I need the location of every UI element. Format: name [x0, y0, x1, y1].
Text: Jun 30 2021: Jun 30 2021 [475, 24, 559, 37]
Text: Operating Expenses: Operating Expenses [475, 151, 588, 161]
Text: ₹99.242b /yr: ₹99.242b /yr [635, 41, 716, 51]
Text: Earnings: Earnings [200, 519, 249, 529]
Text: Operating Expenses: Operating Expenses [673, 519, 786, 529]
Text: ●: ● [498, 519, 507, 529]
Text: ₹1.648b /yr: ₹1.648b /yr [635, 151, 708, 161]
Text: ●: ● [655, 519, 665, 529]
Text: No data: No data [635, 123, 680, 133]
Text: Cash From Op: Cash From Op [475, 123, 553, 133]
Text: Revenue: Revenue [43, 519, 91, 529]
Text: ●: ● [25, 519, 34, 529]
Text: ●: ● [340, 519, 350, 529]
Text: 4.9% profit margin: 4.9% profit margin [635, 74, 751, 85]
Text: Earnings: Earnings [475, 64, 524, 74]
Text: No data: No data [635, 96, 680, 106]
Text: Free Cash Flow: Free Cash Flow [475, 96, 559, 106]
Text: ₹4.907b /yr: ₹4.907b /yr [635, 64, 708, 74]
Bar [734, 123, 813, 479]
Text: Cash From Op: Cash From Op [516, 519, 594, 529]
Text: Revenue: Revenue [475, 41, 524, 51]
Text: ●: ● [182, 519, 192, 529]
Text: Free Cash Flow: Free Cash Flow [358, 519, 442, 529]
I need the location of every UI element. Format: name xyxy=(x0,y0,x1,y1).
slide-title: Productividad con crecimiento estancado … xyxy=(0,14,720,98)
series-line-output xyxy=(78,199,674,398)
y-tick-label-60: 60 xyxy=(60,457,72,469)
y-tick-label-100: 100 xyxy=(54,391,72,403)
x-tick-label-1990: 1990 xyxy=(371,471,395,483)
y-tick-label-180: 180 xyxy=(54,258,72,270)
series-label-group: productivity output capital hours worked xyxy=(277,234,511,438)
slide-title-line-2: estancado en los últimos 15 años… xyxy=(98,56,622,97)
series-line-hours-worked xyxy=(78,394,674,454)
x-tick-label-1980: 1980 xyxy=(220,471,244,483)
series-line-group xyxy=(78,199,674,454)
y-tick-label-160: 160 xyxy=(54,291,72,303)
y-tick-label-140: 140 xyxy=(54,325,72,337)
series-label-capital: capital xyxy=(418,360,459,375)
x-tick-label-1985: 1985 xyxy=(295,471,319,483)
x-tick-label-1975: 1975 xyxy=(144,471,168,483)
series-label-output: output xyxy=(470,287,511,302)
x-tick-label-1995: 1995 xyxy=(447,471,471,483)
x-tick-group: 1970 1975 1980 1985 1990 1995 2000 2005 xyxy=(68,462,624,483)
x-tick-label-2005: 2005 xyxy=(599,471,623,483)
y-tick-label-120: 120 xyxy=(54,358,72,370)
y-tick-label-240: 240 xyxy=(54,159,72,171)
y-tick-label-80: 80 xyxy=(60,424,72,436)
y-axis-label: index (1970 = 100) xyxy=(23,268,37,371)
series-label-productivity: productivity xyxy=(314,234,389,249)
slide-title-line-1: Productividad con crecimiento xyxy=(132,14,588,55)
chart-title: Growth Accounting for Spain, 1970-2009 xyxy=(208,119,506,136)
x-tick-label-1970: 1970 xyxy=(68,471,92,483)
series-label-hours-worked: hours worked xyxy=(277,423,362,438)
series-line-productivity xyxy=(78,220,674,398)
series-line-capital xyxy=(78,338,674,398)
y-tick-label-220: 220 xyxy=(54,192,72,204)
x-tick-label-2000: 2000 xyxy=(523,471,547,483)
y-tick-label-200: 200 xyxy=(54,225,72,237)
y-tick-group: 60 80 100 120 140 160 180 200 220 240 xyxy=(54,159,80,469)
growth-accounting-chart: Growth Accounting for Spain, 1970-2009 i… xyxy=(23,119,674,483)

▶ Problem to solve
Rewrite every row above, putting "Operating Costs" wherever "Operating Expenses" appears and leaving the rest untouched.

▶ Task solution
I need the location of every UI element. Format: name [x0, y0, x1, y1].
Text: Jun 30 2021: Jun 30 2021 [475, 24, 559, 37]
Text: Operating Costs: Operating Costs [475, 151, 588, 161]
Text: ₹99.242b /yr: ₹99.242b /yr [635, 41, 716, 51]
Text: Earnings: Earnings [200, 519, 249, 529]
Text: Operating Costs: Operating Costs [673, 519, 786, 529]
Text: ●: ● [498, 519, 507, 529]
Text: ₹1.648b /yr: ₹1.648b /yr [635, 151, 708, 161]
Text: ●: ● [655, 519, 665, 529]
Text: No data: No data [635, 123, 680, 133]
Text: Cash From Op: Cash From Op [475, 123, 553, 133]
Text: Revenue: Revenue [43, 519, 91, 529]
Text: ●: ● [25, 519, 34, 529]
Text: ●: ● [340, 519, 350, 529]
Text: 4.9% profit margin: 4.9% profit margin [635, 74, 751, 85]
Text: Earnings: Earnings [475, 64, 524, 74]
Text: No data: No data [635, 96, 680, 106]
Text: Free Cash Flow: Free Cash Flow [475, 96, 559, 106]
Text: ₹4.907b /yr: ₹4.907b /yr [635, 64, 708, 74]
Bar [734, 123, 813, 479]
Text: Cash From Op: Cash From Op [516, 519, 594, 529]
Text: Revenue: Revenue [475, 41, 524, 51]
Text: ●: ● [182, 519, 192, 529]
Text: Free Cash Flow: Free Cash Flow [358, 519, 442, 529]
I need the location of every UI element. Format: name xyxy=(x0,y0,x1,y1).
slide-title: Productividad con crecimiento estancado … xyxy=(0,14,720,98)
series-line-output xyxy=(78,199,674,398)
y-tick-label-60: 60 xyxy=(60,457,72,469)
y-tick-label-100: 100 xyxy=(54,391,72,403)
x-tick-label-1990: 1990 xyxy=(371,471,395,483)
y-tick-label-180: 180 xyxy=(54,258,72,270)
series-label-group: productivity output capital hours worked xyxy=(277,234,511,438)
slide-title-line-2: estancado en los últimos 15 años… xyxy=(98,56,622,97)
series-line-hours-worked xyxy=(78,394,674,454)
x-tick-label-1980: 1980 xyxy=(220,471,244,483)
series-line-group xyxy=(78,199,674,454)
y-tick-label-160: 160 xyxy=(54,291,72,303)
y-tick-label-140: 140 xyxy=(54,325,72,337)
series-label-capital: capital xyxy=(418,360,459,375)
x-tick-label-1985: 1985 xyxy=(295,471,319,483)
x-tick-label-1975: 1975 xyxy=(144,471,168,483)
series-label-output: output xyxy=(470,287,511,302)
x-tick-label-1995: 1995 xyxy=(447,471,471,483)
x-tick-group: 1970 1975 1980 1985 1990 1995 2000 2005 xyxy=(68,462,624,483)
x-tick-label-2005: 2005 xyxy=(599,471,623,483)
y-tick-label-120: 120 xyxy=(54,358,72,370)
y-tick-label-240: 240 xyxy=(54,159,72,171)
y-tick-label-80: 80 xyxy=(60,424,72,436)
y-axis-label: index (1970 = 100) xyxy=(23,268,37,371)
series-label-productivity: productivity xyxy=(314,234,389,249)
slide-title-line-1: Productividad con crecimiento xyxy=(132,14,588,55)
chart-title: Growth Accounting for Spain, 1970-2009 xyxy=(208,119,506,136)
x-tick-label-1970: 1970 xyxy=(68,471,92,483)
series-label-hours-worked: hours worked xyxy=(277,423,362,438)
series-line-productivity xyxy=(78,220,674,398)
series-line-capital xyxy=(78,338,674,398)
y-tick-label-220: 220 xyxy=(54,192,72,204)
x-tick-label-2000: 2000 xyxy=(523,471,547,483)
y-tick-label-200: 200 xyxy=(54,225,72,237)
y-tick-group: 60 80 100 120 140 160 180 200 220 240 xyxy=(54,159,80,469)
growth-accounting-chart: Growth Accounting for Spain, 1970-2009 i… xyxy=(23,119,674,483)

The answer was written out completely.